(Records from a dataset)
---

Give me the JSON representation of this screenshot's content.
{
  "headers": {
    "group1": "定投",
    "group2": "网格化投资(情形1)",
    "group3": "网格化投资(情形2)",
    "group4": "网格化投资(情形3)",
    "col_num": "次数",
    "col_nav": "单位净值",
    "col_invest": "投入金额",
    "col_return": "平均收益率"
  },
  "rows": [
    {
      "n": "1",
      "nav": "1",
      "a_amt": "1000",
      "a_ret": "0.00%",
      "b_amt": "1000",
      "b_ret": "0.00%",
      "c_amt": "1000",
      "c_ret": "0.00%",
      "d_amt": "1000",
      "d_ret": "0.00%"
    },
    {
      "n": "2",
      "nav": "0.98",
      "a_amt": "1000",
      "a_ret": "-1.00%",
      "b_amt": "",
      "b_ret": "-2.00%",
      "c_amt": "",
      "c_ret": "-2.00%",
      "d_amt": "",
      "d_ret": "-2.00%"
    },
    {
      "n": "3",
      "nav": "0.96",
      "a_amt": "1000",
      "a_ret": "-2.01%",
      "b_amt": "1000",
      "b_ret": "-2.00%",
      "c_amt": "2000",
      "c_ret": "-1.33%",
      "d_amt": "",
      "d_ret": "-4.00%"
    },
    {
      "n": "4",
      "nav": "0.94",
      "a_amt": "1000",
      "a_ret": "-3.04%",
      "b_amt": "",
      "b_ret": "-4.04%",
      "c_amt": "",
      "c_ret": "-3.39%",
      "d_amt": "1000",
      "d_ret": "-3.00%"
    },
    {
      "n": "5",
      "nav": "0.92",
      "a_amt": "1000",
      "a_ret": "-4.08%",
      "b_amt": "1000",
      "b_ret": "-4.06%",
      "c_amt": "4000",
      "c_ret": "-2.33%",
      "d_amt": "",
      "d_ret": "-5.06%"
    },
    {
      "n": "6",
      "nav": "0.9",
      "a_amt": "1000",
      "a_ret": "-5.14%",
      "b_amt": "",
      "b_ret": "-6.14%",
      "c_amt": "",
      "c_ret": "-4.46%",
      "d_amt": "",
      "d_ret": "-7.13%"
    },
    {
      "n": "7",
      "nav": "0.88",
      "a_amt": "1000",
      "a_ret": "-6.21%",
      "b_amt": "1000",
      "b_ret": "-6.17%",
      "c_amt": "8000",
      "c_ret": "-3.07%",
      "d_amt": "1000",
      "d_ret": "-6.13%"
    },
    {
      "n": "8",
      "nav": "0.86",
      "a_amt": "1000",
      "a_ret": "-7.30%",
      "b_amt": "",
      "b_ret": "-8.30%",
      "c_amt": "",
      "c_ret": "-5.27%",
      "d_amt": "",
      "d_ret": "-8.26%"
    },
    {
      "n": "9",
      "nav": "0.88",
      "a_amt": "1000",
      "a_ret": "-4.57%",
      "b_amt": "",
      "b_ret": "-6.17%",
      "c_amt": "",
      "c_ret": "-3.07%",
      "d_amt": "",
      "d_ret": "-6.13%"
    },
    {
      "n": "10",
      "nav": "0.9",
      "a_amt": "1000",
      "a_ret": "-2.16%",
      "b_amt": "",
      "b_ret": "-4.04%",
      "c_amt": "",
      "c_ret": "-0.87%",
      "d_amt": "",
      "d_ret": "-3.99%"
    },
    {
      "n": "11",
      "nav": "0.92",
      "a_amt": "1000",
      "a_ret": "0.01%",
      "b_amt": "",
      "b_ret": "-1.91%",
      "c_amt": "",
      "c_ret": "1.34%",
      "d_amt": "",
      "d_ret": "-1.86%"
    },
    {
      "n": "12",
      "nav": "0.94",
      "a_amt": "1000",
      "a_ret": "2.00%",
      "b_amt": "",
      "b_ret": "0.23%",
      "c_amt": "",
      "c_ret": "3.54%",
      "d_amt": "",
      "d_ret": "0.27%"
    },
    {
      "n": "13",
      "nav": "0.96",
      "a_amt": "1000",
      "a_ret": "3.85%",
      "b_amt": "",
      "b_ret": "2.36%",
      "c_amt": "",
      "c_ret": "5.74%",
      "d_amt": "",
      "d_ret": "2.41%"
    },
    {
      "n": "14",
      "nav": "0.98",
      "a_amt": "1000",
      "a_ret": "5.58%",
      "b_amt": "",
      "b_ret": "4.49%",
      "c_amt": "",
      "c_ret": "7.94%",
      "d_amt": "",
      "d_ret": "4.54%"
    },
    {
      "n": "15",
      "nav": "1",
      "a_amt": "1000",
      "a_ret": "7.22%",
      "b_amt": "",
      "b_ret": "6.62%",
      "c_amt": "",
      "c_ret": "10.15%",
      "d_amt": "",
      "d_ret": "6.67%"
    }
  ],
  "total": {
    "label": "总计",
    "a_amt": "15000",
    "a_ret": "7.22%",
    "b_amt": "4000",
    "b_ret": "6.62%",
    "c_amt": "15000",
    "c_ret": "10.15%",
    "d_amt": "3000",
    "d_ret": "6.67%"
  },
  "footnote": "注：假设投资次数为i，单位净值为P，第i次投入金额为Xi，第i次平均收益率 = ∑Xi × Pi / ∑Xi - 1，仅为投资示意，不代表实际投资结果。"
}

---

The request:
Write out the material exactly as given.

Written answer:
Give me the JSON representation of this screenshot's content.
{
  "headers": {
    "group1": "定投",
    "group2": "网格化投资(情形1)",
    "group3": "网格化投资(情形2)",
    "group4": "网格化投资(情形3)",
    "col_num": "次数",
    "col_nav": "单位净值",
    "col_invest": "投入金额",
    "col_return": "平均收益率"
  },
  "rows": [
    {
      "n": "1",
      "nav": "1",
      "a_amt": "1000",
      "a_ret": "0.00%",
      "b_amt": "1000",
      "b_ret": "0.00%",
      "c_amt": "1000",
      "c_ret": "0.00%",
      "d_amt": "1000",
      "d_ret": "0.00%"
    },
    {
      "n": "2",
      "nav": "0.98",
      "a_amt": "1000",
      "a_ret": "-1.00%",
      "b_amt": "",
      "b_ret": "-2.00%",
      "c_amt": "",
      "c_ret": "-2.00%",
      "d_amt": "",
      "d_ret": "-2.00%"
    },
    {
      "n": "3",
      "nav": "0.96",
      "a_amt": "1000",
      "a_ret": "-2.01%",
      "b_amt": "1000",
      "b_ret": "-2.00%",
      "c_amt": "2000",
      "c_ret": "-1.33%",
      "d_amt": "",
      "d_ret": "-4.00%"
    },
    {
      "n": "4",
      "nav": "0.94",
      "a_amt": "1000",
      "a_ret": "-3.04%",
      "b_amt": "",
      "b_ret": "-4.04%",
      "c_amt": "",
      "c_ret": "-3.39%",
      "d_amt": "1000",
      "d_ret": "-3.00%"
    },
    {
      "n": "5",
      "nav": "0.92",
      "a_amt": "1000",
      "a_ret": "-4.08%",
      "b_amt": "1000",
      "b_ret": "-4.06%",
      "c_amt": "4000",
      "c_ret": "-2.33%",
      "d_amt": "",
      "d_ret": "-5.06%"
    },
    {
      "n": "6",
      "nav": "0.9",
      "a_amt": "1000",
      "a_ret": "-5.14%",
      "b_amt": "",
      "b_ret": "-6.14%",
      "c_amt": "",
      "c_ret": "-4.46%",
      "d_amt": "",
      "d_ret": "-7.13%"
    },
    {
      "n": "7",
      "nav": "0.88",
      "a_amt": "1000",
      "a_ret": "-6.21%",
      "b_amt": "1000",
      "b_ret": "-6.17%",
      "c_amt": "8000",
      "c_ret": "-3.07%",
      "d_amt": "1000",
      "d_ret": "-6.13%"
    },
    {
      "n": "8",
      "nav": "0.86",
      "a_amt": "1000",
      "a_ret": "-7.30%",
      "b_amt": "",
      "b_ret": "-8.30%",
      "c_amt": "",
      "c_ret": "-5.27%",
      "d_amt": "",
      "d_ret": "-8.26%"
    },
    {
      "n": "9",
      "nav": "0.88",
      "a_amt": "1000",
      "a_ret": "-4.57%",
      "b_amt": "",
      "b_ret": "-6.17%",
      "c_amt": "",
      "c_ret": "-3.07%",
      "d_amt": "",
      "d_ret": "-6.13%"
    },
    {
      "n": "10",
      "nav": "0.9",
      "a_amt": "1000",
      "a_ret": "-2.16%",
      "b_amt": "",
      "b_ret": "-4.04%",
      "c_amt": "",
      "c_ret": "-0.87%",
      "d_amt": "",
      "d_ret": "-3.99%"
    },
    {
      "n": "11",
      "nav": "0.92",
      "a_amt": "1000",
      "a_ret": "0.01%",
      "b_amt": "",
      "b_ret": "-1.91%",
      "c_amt": "",
      "c_ret": "1.34%",
      "d_amt": "",
      "d_ret": "-1.86%"
    },
    {
      "n": "12",
      "nav": "0.94",
      "a_amt": "1000",
      "a_ret": "2.00%",
      "b_amt": "",
      "b_ret": "0.23%",
      "c_amt": "",
      "c_ret": "3.54%",
      "d_amt": "",
      "d_ret": "0.27%"
    },
    {
      "n": "13",
      "nav": "0.96",
      "a_amt": "1000",
      "a_ret": "3.85%",
      "b_amt": "",
      "b_ret": "2.36%",
      "c_amt": "",
      "c_ret": "5.74%",
      "d_amt": "",
      "d_ret": "2.41%"
    },
    {
      "n": "14",
      "nav": "0.98",
      "a_amt": "1000",
      "a_ret": "5.58%",
      "b_amt": "",
      "b_ret": "4.49%",
      "c_amt": "",
      "c_ret": "7.94%",
      "d_amt": "",
      "d_ret": "4.54%"
    },
    {
      "n": "15",
      "nav": "1",
      "a_amt": "1000",
      "a_ret": "7.22%",
      "b_amt": "",
      "b_ret": "6.62%",
      "c_amt": "",
      "c_ret": "10.15%",
      "d_amt": "",
      "d_ret": "6.67%"
    }
  ],
  "total": {
    "label": "总计",
    "a_amt": "15000",
    "a_ret": "7.22%",
    "b_amt": "4000",
    "b_ret": "6.62%",
    "c_amt": "15000",
    "c_ret": "10.15%",
    "d_amt": "3000",
    "d_ret": "6.67%"
  },
  "footnote": "注：假设投资次数为i，单位净值为P，第i次投入金额为Xi，第i次平均收益率 = ∑Xi × Pi / ∑Xi - 1，仅为投资示意，不代表实际投资结果。"
}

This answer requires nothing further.